- **WHAT YOU NEED TO DO**
Copy the records that follow exactly as written, but not their pictures.

- **Stored items from a collection**
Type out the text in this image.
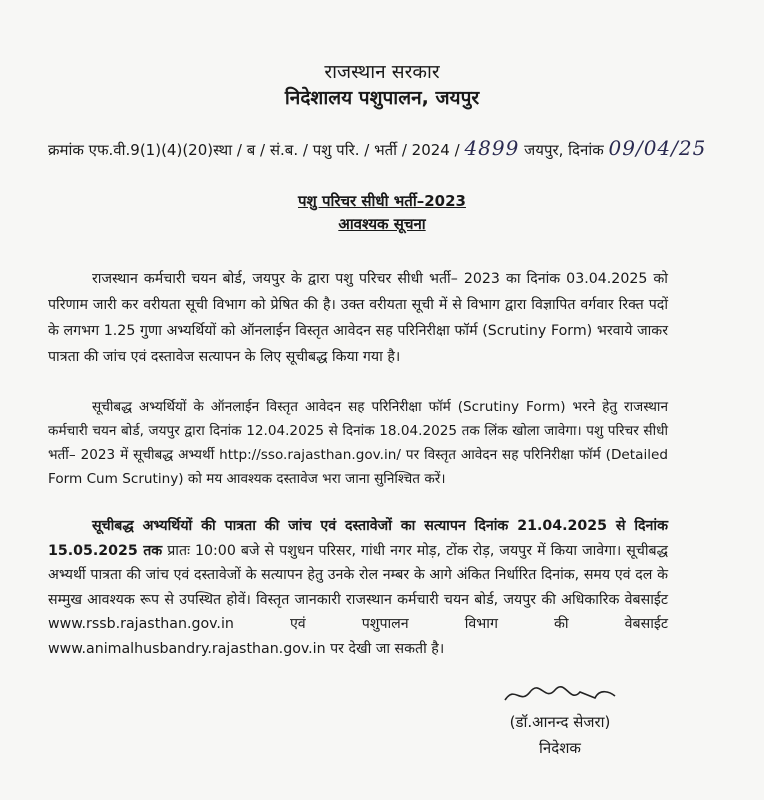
राजस्थान सरकार
निदेशालय पशुपालन, जयपुर
क्रमांक एफ.वी.9(1)(4)(20)स्था / ब / सं.ब. / पशु परि. / भर्ती / 2024 / 4899 जयपुर, दिनांक 09/04/25
पशु परिचर सीधी भर्ती–2023
आवश्यक सूचना
राजस्थान कर्मचारी चयन बोर्ड, जयपुर के द्वारा पशु परिचर सीधी भर्ती– 2023 का दिनांक 03.04.2025 को परिणाम जारी कर वरीयता सूची विभाग को प्रेषित की है। उक्त वरीयता सूची में से विभाग द्वारा विज्ञापित वर्गवार रिक्त पदों के लगभग 1.25 गुणा अभ्यर्थियों को ऑनलाईन विस्तृत आवेदन सह परिनिरीक्षा फॉर्म (Scrutiny Form) भरवाये जाकर पात्रता की जांच एवं दस्तावेज सत्यापन के लिए सूचीबद्ध किया गया है।
सूचीबद्ध अभ्यर्थियों के ऑनलाईन विस्तृत आवेदन सह परिनिरीक्षा फॉर्म (Scrutiny Form) भरने हेतु राजस्थान कर्मचारी चयन बोर्ड, जयपुर द्वारा दिनांक 12.04.2025 से दिनांक 18.04.2025 तक लिंक खोला जावेगा। पशु परिचर सीधी भर्ती– 2023 में सूचीबद्ध अभ्यर्थी http://sso.rajasthan.gov.in/ पर विस्तृत आवेदन सह परिनिरीक्षा फॉर्म (Detailed Form Cum Scrutiny) को मय आवश्यक दस्तावेज भरा जाना सुनिश्चित करें।
सूचीबद्ध अभ्यर्थियों की पात्रता की जांच एवं दस्तावेजों का सत्यापन दिनांक 21.04.2025 से दिनांक 15.05.2025 तक प्रातः 10:00 बजे से पशुधन परिसर, गांधी नगर मोड़, टोंक रोड़, जयपुर में किया जावेगा। सूचीबद्ध अभ्यर्थी पात्रता की जांच एवं दस्तावेजों के सत्यापन हेतु उनके रोल नम्बर के आगे अंकित निर्धारित दिनांक, समय एवं दल के सम्मुख आवश्यक रूप से उपस्थित होवें। विस्तृत जानकारी राजस्थान कर्मचारी चयन बोर्ड, जयपुर की अधिकारिक वेबसाईट www.rssb.rajasthan.gov.in एवं पशुपालन विभाग की वेबसाईट www.animalhusbandry.rajasthan.gov.in पर देखी जा सकती है।
(डॉ.आनन्द सेजरा)
निदेशक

- **FULL ANSWER**
Type out the text in this image.
राजस्थान सरकार
निदेशालय पशुपालन, जयपुर
क्रमांक एफ.वी.9(1)(4)(20)स्था / ब / सं.ब. / पशु परि. / भर्ती / 2024 / 4899 जयपुर, दिनांक 09/04/25
पशु परिचर सीधी भर्ती–2023
आवश्यक सूचना
राजस्थान कर्मचारी चयन बोर्ड, जयपुर के द्वारा पशु परिचर सीधी भर्ती– 2023 का दिनांक 03.04.2025 को परिणाम जारी कर वरीयता सूची विभाग को प्रेषित की है। उक्त वरीयता सूची में से विभाग द्वारा विज्ञापित वर्गवार रिक्त पदों के लगभग 1.25 गुणा अभ्यर्थियों को ऑनलाईन विस्तृत आवेदन सह परिनिरीक्षा फॉर्म (Scrutiny Form) भरवाये जाकर पात्रता की जांच एवं दस्तावेज सत्यापन के लिए सूचीबद्ध किया गया है।
सूचीबद्ध अभ्यर्थियों के ऑनलाईन विस्तृत आवेदन सह परिनिरीक्षा फॉर्म (Scrutiny Form) भरने हेतु राजस्थान कर्मचारी चयन बोर्ड, जयपुर द्वारा दिनांक 12.04.2025 से दिनांक 18.04.2025 तक लिंक खोला जावेगा। पशु परिचर सीधी भर्ती– 2023 में सूचीबद्ध अभ्यर्थी http://sso.rajasthan.gov.in/ पर विस्तृत आवेदन सह परिनिरीक्षा फॉर्म (Detailed Form Cum Scrutiny) को मय आवश्यक दस्तावेज भरा जाना सुनिश्चित करें।
सूचीबद्ध अभ्यर्थियों की पात्रता की जांच एवं दस्तावेजों का सत्यापन दिनांक 21.04.2025 से दिनांक 15.05.2025 तक प्रातः 10:00 बजे से पशुधन परिसर, गांधी नगर मोड़, टोंक रोड़, जयपुर में किया जावेगा। सूचीबद्ध अभ्यर्थी पात्रता की जांच एवं दस्तावेजों के सत्यापन हेतु उनके रोल नम्बर के आगे अंकित निर्धारित दिनांक, समय एवं दल के सम्मुख आवश्यक रूप से उपस्थित होवें। विस्तृत जानकारी राजस्थान कर्मचारी चयन बोर्ड, जयपुर की अधिकारिक वेबसाईट www.rssb.rajasthan.gov.in एवं पशुपालन विभाग की वेबसाईट www.animalhusbandry.rajasthan.gov.in पर देखी जा सकती है।
(डॉ.आनन्द सेजरा)
निदेशक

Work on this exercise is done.